#### To be done
Return all the data, word for word.

■ ■ ■ ■ ■ ■ ■

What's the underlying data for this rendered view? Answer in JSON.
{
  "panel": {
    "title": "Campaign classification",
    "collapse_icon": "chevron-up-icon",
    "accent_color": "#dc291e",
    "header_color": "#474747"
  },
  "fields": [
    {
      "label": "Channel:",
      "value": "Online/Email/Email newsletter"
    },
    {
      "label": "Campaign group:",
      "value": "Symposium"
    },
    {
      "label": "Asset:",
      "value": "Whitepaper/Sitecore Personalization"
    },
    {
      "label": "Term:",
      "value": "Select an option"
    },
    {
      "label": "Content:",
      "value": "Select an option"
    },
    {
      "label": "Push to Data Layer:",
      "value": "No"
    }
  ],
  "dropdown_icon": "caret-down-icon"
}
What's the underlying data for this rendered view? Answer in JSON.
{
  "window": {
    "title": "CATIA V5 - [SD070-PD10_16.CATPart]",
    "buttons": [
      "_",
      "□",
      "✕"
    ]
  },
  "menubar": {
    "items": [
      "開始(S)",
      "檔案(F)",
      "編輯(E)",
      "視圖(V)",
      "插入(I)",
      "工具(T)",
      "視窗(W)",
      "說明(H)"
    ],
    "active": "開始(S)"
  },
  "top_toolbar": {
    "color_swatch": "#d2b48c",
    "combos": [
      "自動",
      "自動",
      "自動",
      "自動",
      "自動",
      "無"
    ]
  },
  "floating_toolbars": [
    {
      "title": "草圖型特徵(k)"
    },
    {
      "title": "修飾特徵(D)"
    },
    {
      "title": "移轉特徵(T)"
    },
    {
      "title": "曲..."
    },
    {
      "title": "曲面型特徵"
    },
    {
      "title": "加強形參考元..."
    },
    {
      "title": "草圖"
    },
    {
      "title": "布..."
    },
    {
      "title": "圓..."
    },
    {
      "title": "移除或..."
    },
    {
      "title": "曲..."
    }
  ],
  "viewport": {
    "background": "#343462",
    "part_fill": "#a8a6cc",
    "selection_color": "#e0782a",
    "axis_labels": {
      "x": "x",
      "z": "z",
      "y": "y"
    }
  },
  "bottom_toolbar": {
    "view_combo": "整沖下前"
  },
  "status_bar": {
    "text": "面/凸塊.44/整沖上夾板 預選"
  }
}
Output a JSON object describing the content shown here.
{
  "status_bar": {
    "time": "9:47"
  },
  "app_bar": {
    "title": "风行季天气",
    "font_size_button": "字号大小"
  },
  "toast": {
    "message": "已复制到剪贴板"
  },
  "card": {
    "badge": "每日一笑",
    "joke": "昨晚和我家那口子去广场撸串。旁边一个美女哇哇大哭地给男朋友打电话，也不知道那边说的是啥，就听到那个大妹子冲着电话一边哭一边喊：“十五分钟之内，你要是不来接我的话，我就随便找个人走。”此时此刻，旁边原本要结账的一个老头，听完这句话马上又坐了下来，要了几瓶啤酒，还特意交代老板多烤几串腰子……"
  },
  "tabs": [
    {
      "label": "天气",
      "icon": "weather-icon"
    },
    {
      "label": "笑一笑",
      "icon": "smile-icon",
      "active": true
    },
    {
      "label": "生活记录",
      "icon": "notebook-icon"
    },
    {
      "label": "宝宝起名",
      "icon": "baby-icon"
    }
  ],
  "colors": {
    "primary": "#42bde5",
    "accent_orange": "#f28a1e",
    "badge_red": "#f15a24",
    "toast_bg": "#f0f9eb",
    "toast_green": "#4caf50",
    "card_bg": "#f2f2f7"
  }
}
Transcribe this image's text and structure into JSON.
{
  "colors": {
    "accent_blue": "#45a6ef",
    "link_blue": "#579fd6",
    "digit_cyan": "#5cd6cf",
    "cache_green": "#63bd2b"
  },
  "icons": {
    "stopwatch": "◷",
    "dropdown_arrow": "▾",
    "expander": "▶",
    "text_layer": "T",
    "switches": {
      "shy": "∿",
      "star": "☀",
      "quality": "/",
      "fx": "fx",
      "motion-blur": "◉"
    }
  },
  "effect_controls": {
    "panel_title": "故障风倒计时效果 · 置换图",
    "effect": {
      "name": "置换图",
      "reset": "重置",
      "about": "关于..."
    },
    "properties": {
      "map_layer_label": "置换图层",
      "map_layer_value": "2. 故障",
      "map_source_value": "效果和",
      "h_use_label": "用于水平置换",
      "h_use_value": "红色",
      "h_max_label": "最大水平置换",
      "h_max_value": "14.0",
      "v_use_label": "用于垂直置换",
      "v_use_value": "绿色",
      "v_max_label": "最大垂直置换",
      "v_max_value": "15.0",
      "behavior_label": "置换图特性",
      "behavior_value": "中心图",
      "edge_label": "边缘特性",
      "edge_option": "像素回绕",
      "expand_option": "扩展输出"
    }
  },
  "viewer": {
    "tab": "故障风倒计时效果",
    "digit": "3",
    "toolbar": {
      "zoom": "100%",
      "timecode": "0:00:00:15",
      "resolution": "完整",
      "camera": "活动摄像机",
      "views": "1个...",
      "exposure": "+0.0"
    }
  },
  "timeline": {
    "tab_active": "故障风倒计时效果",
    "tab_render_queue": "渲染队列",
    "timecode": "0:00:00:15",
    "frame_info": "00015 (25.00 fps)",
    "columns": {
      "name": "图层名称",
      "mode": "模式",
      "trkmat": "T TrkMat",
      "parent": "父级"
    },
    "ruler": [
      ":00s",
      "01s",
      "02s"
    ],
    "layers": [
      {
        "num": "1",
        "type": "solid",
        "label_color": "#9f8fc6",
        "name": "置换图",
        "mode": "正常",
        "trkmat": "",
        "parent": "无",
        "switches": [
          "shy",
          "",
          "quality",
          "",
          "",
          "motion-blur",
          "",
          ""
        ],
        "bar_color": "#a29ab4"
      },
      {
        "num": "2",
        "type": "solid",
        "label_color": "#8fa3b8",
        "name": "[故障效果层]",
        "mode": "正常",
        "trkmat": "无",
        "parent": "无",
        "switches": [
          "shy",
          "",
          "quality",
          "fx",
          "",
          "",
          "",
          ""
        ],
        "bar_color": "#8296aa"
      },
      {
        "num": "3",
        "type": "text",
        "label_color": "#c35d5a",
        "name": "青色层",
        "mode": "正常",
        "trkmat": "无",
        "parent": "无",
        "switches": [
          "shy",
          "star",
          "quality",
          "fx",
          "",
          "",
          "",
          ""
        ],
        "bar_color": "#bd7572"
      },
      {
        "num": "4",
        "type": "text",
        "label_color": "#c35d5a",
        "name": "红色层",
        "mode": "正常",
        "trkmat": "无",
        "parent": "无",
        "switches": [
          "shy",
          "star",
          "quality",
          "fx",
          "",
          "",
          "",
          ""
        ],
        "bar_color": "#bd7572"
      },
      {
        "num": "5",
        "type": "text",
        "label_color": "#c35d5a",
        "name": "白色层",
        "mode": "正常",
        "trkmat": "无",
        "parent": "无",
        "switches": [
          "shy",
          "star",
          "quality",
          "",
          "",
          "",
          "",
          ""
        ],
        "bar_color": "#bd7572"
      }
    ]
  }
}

■ ■ ■ ■ ■ ■ ■

#### Output of the exercise
What's the underlying data for this rendered view? Answer in JSON.
{
  "panel": {
    "title": "Campaign classification",
    "collapse_icon": "chevron-up-icon",
    "accent_color": "#dc291e",
    "header_color": "#474747"
  },
  "fields": [
    {
      "label": "Channel:",
      "value": "Online/Email/Email newsletter"
    },
    {
      "label": "Campaign group:",
      "value": "Symposium"
    },
    {
      "label": "Asset:",
      "value": "Whitepaper/Sitecore Personalization"
    },
    {
      "label": "Term:",
      "value": "Select an option"
    },
    {
      "label": "Content:",
      "value": "Select an option"
    },
    {
      "label": "Push to Data Layer:",
      "value": "No"
    }
  ],
  "dropdown_icon": "caret-down-icon"
}
What's the underlying data for this rendered view? Answer in JSON.
{
  "window": {
    "title": "CATIA V5 - [SD070-PD10_16.CATPart]",
    "buttons": [
      "_",
      "□",
      "✕"
    ]
  },
  "menubar": {
    "items": [
      "開始(S)",
      "檔案(F)",
      "編輯(E)",
      "視圖(V)",
      "插入(I)",
      "工具(T)",
      "視窗(W)",
      "說明(H)"
    ],
    "active": "開始(S)"
  },
  "top_toolbar": {
    "color_swatch": "#d2b48c",
    "combos": [
      "自動",
      "自動",
      "自動",
      "自動",
      "自動",
      "無"
    ]
  },
  "floating_toolbars": [
    {
      "title": "草圖型特徵(k)"
    },
    {
      "title": "修飾特徵(D)"
    },
    {
      "title": "移轉特徵(T)"
    },
    {
      "title": "曲..."
    },
    {
      "title": "曲面型特徵"
    },
    {
      "title": "加強形參考元..."
    },
    {
      "title": "草圖"
    },
    {
      "title": "布..."
    },
    {
      "title": "圓..."
    },
    {
      "title": "移除或..."
    },
    {
      "title": "曲..."
    }
  ],
  "viewport": {
    "background": "#343462",
    "part_fill": "#a8a6cc",
    "selection_color": "#e0782a",
    "axis_labels": {
      "x": "x",
      "z": "z",
      "y": "y"
    }
  },
  "bottom_toolbar": {
    "view_combo": "整沖下前"
  },
  "status_bar": {
    "text": "面/凸塊.44/整沖上夾板 預選"
  }
}
Output a JSON object describing the content shown here.
{
  "status_bar": {
    "time": "9:47"
  },
  "app_bar": {
    "title": "风行季天气",
    "font_size_button": "字号大小"
  },
  "toast": {
    "message": "已复制到剪贴板"
  },
  "card": {
    "badge": "每日一笑",
    "joke": "昨晚和我家那口子去广场撸串。旁边一个美女哇哇大哭地给男朋友打电话，也不知道那边说的是啥，就听到那个大妹子冲着电话一边哭一边喊：“十五分钟之内，你要是不来接我的话，我就随便找个人走。”此时此刻，旁边原本要结账的一个老头，听完这句话马上又坐了下来，要了几瓶啤酒，还特意交代老板多烤几串腰子……"
  },
  "tabs": [
    {
      "label": "天气",
      "icon": "weather-icon"
    },
    {
      "label": "笑一笑",
      "icon": "smile-icon",
      "active": true
    },
    {
      "label": "生活记录",
      "icon": "notebook-icon"
    },
    {
      "label": "宝宝起名",
      "icon": "baby-icon"
    }
  ],
  "colors": {
    "primary": "#42bde5",
    "accent_orange": "#f28a1e",
    "badge_red": "#f15a24",
    "toast_bg": "#f0f9eb",
    "toast_green": "#4caf50",
    "card_bg": "#f2f2f7"
  }
}
Transcribe this image's text and structure into JSON.
{
  "colors": {
    "accent_blue": "#45a6ef",
    "link_blue": "#579fd6",
    "digit_cyan": "#5cd6cf",
    "cache_green": "#63bd2b"
  },
  "icons": {
    "stopwatch": "◷",
    "dropdown_arrow": "▾",
    "expander": "▶",
    "text_layer": "T",
    "switches": {
      "shy": "∿",
      "star": "☀",
      "quality": "/",
      "fx": "fx",
      "motion-blur": "◉"
    }
  },
  "effect_controls": {
    "panel_title": "故障风倒计时效果 · 置换图",
    "effect": {
      "name": "置换图",
      "reset": "重置",
      "about": "关于..."
    },
    "properties": {
      "map_layer_label": "置换图层",
      "map_layer_value": "2. 故障",
      "map_source_value": "效果和",
      "h_use_label": "用于水平置换",
      "h_use_value": "红色",
      "h_max_label": "最大水平置换",
      "h_max_value": "14.0",
      "v_use_label": "用于垂直置换",
      "v_use_value": "绿色",
      "v_max_label": "最大垂直置换",
      "v_max_value": "15.0",
      "behavior_label": "置换图特性",
      "behavior_value": "中心图",
      "edge_label": "边缘特性",
      "edge_option": "像素回绕",
      "expand_option": "扩展输出"
    }
  },
  "viewer": {
    "tab": "故障风倒计时效果",
    "digit": "3",
    "toolbar": {
      "zoom": "100%",
      "timecode": "0:00:00:15",
      "resolution": "完整",
      "camera": "活动摄像机",
      "views": "1个...",
      "exposure": "+0.0"
    }
  },
  "timeline": {
    "tab_active": "故障风倒计时效果",
    "tab_render_queue": "渲染队列",
    "timecode": "0:00:00:15",
    "frame_info": "00015 (25.00 fps)",
    "columns": {
      "name": "图层名称",
      "mode": "模式",
      "trkmat": "T TrkMat",
      "parent": "父级"
    },
    "ruler": [
      ":00s",
      "01s",
      "02s"
    ],
    "layers": [
      {
        "num": "1",
        "type": "solid",
        "label_color": "#9f8fc6",
        "name": "置换图",
        "mode": "正常",
        "trkmat": "",
        "parent": "无",
        "switches": [
          "shy",
          "",
          "quality",
          "",
          "",
          "motion-blur",
          "",
          ""
        ],
        "bar_color": "#a29ab4"
      },
      {
        "num": "2",
        "type": "solid",
        "label_color": "#8fa3b8",
        "name": "[故障效果层]",
        "mode": "正常",
        "trkmat": "无",
        "parent": "无",
        "switches": [
          "shy",
          "",
          "quality",
          "fx",
          "",
          "",
          "",
          ""
        ],
        "bar_color": "#8296aa"
      },
      {
        "num": "3",
        "type": "text",
        "label_color": "#c35d5a",
        "name": "青色层",
        "mode": "正常",
        "trkmat": "无",
        "parent": "无",
        "switches": [
          "shy",
          "star",
          "quality",
          "fx",
          "",
          "",
          "",
          ""
        ],
        "bar_color": "#bd7572"
      },
      {
        "num": "4",
        "type": "text",
        "label_color": "#c35d5a",
        "name": "红色层",
        "mode": "正常",
        "trkmat": "无",
        "parent": "无",
        "switches": [
          "shy",
          "star",
          "quality",
          "fx",
          "",
          "",
          "",
          ""
        ],
        "bar_color": "#bd7572"
      },
      {
        "num": "5",
        "type": "text",
        "label_color": "#c35d5a",
        "name": "白色层",
        "mode": "正常",
        "trkmat": "无",
        "parent": "无",
        "switches": [
          "shy",
          "star",
          "quality",
          "",
          "",
          "",
          "",
          ""
        ],
        "bar_color": "#bd7572"
      }
    ]
  }
}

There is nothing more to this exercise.